» **Goal of the exercise**
Restate the entries below word for word, omitting nothing.

━━━

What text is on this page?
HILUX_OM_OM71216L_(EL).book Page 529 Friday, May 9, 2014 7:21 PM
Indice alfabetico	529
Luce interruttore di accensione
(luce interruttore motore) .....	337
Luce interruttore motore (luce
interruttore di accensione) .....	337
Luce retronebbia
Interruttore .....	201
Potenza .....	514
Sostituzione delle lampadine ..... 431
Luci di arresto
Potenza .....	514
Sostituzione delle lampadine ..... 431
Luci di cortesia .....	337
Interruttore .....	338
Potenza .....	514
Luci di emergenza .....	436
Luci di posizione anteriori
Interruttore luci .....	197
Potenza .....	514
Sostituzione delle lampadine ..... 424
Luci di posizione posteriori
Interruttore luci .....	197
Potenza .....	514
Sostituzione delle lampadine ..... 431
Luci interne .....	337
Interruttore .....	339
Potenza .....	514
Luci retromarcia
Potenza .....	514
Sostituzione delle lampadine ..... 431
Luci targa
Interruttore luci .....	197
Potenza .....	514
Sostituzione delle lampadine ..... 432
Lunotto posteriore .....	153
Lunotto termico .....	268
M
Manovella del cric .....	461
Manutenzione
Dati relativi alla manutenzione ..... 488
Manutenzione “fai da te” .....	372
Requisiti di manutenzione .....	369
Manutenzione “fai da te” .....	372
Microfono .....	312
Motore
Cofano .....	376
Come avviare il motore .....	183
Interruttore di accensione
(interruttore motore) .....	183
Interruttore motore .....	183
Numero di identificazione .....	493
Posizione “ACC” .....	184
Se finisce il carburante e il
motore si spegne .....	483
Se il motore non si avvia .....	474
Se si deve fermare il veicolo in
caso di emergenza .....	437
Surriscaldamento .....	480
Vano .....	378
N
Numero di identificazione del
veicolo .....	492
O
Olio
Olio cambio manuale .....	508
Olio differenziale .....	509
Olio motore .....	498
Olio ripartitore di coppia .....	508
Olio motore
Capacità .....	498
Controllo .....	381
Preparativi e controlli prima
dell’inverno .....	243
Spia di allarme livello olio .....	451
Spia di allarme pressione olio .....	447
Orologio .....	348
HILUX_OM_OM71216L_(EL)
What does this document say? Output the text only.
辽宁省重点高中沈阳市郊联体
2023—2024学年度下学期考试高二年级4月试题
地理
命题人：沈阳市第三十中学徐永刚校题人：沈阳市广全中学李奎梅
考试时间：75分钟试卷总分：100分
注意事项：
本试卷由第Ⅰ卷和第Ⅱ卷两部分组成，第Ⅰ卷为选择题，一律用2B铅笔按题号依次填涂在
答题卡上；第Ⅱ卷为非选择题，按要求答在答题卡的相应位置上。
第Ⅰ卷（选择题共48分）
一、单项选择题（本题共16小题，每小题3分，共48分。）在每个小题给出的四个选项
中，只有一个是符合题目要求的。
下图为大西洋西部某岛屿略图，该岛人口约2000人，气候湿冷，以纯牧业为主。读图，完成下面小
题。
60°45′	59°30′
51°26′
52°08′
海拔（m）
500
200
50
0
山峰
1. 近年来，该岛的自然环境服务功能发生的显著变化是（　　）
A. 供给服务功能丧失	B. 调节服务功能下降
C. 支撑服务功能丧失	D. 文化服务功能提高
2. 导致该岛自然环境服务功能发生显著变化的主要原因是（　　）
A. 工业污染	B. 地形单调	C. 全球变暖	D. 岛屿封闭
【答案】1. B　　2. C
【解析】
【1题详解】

━━━

» **Exercise solution**
What text is on this page?
HILUX_OM_OM71216L_(EL).book Page 529 Friday, May 9, 2014 7:21 PM
Indice alfabetico	529
Luce interruttore di accensione
(luce interruttore motore) .....	337
Luce interruttore motore (luce
interruttore di accensione) .....	337
Luce retronebbia
Interruttore .....	201
Potenza .....	514
Sostituzione delle lampadine ..... 431
Luci di arresto
Potenza .....	514
Sostituzione delle lampadine ..... 431
Luci di cortesia .....	337
Interruttore .....	338
Potenza .....	514
Luci di emergenza .....	436
Luci di posizione anteriori
Interruttore luci .....	197
Potenza .....	514
Sostituzione delle lampadine ..... 424
Luci di posizione posteriori
Interruttore luci .....	197
Potenza .....	514
Sostituzione delle lampadine ..... 431
Luci interne .....	337
Interruttore .....	339
Potenza .....	514
Luci retromarcia
Potenza .....	514
Sostituzione delle lampadine ..... 431
Luci targa
Interruttore luci .....	197
Potenza .....	514
Sostituzione delle lampadine ..... 432
Lunotto posteriore .....	153
Lunotto termico .....	268
M
Manovella del cric .....	461
Manutenzione
Dati relativi alla manutenzione ..... 488
Manutenzione “fai da te” .....	372
Requisiti di manutenzione .....	369
Manutenzione “fai da te” .....	372
Microfono .....	312
Motore
Cofano .....	376
Come avviare il motore .....	183
Interruttore di accensione
(interruttore motore) .....	183
Interruttore motore .....	183
Numero di identificazione .....	493
Posizione “ACC” .....	184
Se finisce il carburante e il
motore si spegne .....	483
Se il motore non si avvia .....	474
Se si deve fermare il veicolo in
caso di emergenza .....	437
Surriscaldamento .....	480
Vano .....	378
N
Numero di identificazione del
veicolo .....	492
O
Olio
Olio cambio manuale .....	508
Olio differenziale .....	509
Olio motore .....	498
Olio ripartitore di coppia .....	508
Olio motore
Capacità .....	498
Controllo .....	381
Preparativi e controlli prima
dell’inverno .....	243
Spia di allarme livello olio .....	451
Spia di allarme pressione olio .....	447
Orologio .....	348
HILUX_OM_OM71216L_(EL)
What does this document say? Output the text only.
辽宁省重点高中沈阳市郊联体
2023—2024学年度下学期考试高二年级4月试题
地理
命题人：沈阳市第三十中学徐永刚校题人：沈阳市广全中学李奎梅
考试时间：75分钟试卷总分：100分
注意事项：
本试卷由第Ⅰ卷和第Ⅱ卷两部分组成，第Ⅰ卷为选择题，一律用2B铅笔按题号依次填涂在
答题卡上；第Ⅱ卷为非选择题，按要求答在答题卡的相应位置上。
第Ⅰ卷（选择题共48分）
一、单项选择题（本题共16小题，每小题3分，共48分。）在每个小题给出的四个选项
中，只有一个是符合题目要求的。
下图为大西洋西部某岛屿略图，该岛人口约2000人，气候湿冷，以纯牧业为主。读图，完成下面小
题。
60°45′	59°30′
51°26′
52°08′
海拔（m）
500
200
50
0
山峰
1. 近年来，该岛的自然环境服务功能发生的显著变化是（　　）
A. 供给服务功能丧失	B. 调节服务功能下降
C. 支撑服务功能丧失	D. 文化服务功能提高
2. 导致该岛自然环境服务功能发生显著变化的主要原因是（　　）
A. 工业污染	B. 地形单调	C. 全球变暖	D. 岛屿封闭
【答案】1. B　　2. C
【解析】
【1题详解】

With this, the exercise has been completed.